Short problem
Collect every line in the records below that contains the word "screenshot".

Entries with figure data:
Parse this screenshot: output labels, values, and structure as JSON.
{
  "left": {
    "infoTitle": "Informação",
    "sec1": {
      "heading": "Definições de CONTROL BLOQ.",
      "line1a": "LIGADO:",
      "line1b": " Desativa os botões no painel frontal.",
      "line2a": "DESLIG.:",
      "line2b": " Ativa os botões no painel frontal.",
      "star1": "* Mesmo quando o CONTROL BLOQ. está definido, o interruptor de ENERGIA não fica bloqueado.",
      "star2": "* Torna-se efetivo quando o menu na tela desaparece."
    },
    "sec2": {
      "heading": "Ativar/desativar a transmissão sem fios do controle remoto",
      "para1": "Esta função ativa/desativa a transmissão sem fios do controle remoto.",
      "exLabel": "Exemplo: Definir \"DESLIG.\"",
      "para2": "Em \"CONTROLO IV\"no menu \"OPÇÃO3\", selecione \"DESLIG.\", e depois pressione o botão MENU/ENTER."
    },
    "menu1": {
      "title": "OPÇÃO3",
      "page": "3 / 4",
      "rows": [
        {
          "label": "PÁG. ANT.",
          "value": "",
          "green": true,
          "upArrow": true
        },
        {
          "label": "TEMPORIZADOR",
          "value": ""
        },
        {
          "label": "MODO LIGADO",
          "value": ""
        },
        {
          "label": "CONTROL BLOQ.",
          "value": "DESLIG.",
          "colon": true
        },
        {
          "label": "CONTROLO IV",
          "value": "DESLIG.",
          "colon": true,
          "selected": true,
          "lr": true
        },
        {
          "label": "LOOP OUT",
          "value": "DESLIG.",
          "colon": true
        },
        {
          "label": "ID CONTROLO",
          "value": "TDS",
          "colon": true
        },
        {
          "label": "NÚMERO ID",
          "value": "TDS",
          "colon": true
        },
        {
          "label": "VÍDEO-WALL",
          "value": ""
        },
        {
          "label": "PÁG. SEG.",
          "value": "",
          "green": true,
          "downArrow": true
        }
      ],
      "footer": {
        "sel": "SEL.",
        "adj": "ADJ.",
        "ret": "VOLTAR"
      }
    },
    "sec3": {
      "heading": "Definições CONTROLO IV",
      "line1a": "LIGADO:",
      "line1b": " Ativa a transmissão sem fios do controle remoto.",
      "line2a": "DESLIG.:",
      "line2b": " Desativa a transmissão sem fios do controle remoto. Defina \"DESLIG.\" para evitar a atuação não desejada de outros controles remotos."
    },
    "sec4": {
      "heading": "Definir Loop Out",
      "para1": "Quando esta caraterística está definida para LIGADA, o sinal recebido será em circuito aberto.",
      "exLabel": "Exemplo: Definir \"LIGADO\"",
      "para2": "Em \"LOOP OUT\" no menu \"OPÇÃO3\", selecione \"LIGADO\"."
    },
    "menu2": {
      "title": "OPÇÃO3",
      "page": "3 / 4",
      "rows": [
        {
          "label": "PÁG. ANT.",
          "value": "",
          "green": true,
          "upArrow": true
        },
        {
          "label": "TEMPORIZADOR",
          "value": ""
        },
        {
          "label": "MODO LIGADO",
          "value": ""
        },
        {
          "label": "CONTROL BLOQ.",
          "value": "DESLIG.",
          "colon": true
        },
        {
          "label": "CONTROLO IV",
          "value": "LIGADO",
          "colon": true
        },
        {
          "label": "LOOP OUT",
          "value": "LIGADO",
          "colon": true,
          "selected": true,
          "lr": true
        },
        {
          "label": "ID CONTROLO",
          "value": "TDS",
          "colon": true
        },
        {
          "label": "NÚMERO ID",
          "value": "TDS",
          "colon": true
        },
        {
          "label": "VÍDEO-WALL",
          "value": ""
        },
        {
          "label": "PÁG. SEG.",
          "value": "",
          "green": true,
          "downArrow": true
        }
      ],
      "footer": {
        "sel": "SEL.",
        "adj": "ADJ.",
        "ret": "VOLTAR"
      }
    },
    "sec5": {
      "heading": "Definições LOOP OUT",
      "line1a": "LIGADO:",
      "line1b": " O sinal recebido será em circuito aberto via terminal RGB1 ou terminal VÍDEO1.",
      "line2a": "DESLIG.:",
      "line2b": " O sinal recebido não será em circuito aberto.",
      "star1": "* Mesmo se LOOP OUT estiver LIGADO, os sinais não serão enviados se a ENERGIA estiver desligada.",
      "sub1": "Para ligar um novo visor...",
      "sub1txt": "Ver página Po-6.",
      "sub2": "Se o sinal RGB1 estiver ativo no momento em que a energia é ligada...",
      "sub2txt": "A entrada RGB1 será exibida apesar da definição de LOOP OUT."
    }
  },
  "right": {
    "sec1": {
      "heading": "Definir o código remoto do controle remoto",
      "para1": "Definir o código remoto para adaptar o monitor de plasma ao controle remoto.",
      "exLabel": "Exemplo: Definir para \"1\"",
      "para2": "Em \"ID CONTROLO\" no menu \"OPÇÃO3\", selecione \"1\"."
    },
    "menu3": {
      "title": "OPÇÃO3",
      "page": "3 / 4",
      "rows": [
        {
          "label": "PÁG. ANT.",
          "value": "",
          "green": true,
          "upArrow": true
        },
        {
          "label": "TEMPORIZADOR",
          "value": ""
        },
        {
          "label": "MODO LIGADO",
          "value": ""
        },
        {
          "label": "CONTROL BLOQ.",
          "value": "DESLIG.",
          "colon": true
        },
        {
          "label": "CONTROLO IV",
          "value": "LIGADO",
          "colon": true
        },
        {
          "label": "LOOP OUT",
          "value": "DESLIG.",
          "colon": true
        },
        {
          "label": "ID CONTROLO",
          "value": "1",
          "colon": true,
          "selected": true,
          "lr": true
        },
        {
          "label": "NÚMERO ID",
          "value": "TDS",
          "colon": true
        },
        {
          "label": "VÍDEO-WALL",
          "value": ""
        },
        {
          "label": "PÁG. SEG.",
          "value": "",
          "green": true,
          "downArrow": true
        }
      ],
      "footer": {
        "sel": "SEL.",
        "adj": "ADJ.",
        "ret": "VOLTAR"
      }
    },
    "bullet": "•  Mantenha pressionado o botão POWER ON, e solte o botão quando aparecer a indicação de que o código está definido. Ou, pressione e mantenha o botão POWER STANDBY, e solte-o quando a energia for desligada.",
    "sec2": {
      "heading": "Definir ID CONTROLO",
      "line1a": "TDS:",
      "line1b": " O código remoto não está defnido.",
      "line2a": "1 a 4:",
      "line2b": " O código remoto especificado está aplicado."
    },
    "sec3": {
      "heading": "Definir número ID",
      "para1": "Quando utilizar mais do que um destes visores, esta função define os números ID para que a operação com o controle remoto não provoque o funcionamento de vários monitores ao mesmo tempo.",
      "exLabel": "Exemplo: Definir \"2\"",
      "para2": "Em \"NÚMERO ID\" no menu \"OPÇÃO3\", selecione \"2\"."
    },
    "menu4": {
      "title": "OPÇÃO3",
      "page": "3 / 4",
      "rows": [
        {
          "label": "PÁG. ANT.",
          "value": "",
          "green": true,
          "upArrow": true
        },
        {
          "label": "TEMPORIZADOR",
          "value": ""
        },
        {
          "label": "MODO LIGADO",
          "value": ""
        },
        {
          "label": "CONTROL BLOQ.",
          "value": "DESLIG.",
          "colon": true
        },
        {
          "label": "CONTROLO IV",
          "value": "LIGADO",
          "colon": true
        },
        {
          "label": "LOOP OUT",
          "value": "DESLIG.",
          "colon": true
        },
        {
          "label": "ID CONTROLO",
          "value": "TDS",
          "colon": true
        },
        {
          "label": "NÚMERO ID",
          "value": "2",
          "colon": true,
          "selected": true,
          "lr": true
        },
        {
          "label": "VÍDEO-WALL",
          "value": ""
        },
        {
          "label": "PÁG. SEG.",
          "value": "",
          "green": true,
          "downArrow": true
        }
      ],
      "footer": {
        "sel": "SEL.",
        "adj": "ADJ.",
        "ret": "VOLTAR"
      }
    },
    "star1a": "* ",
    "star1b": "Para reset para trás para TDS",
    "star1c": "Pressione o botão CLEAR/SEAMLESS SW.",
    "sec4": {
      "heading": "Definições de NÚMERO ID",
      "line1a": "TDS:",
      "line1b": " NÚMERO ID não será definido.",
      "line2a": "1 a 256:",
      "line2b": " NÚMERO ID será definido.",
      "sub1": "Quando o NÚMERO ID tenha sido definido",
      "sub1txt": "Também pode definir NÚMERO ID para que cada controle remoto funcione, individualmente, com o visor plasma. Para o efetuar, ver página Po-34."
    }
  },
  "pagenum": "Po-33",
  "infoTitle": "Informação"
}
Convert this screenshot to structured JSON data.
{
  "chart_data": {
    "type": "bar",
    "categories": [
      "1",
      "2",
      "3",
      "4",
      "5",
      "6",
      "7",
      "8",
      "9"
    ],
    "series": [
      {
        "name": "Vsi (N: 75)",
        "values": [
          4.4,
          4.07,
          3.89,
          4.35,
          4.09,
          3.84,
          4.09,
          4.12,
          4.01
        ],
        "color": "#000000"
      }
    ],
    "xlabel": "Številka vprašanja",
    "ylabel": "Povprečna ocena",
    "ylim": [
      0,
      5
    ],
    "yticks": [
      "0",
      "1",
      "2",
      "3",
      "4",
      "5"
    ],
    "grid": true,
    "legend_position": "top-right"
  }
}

Answer to this task
Parse this screenshot: output labels, values, and structure as JSON.
Convert this screenshot to structured JSON data.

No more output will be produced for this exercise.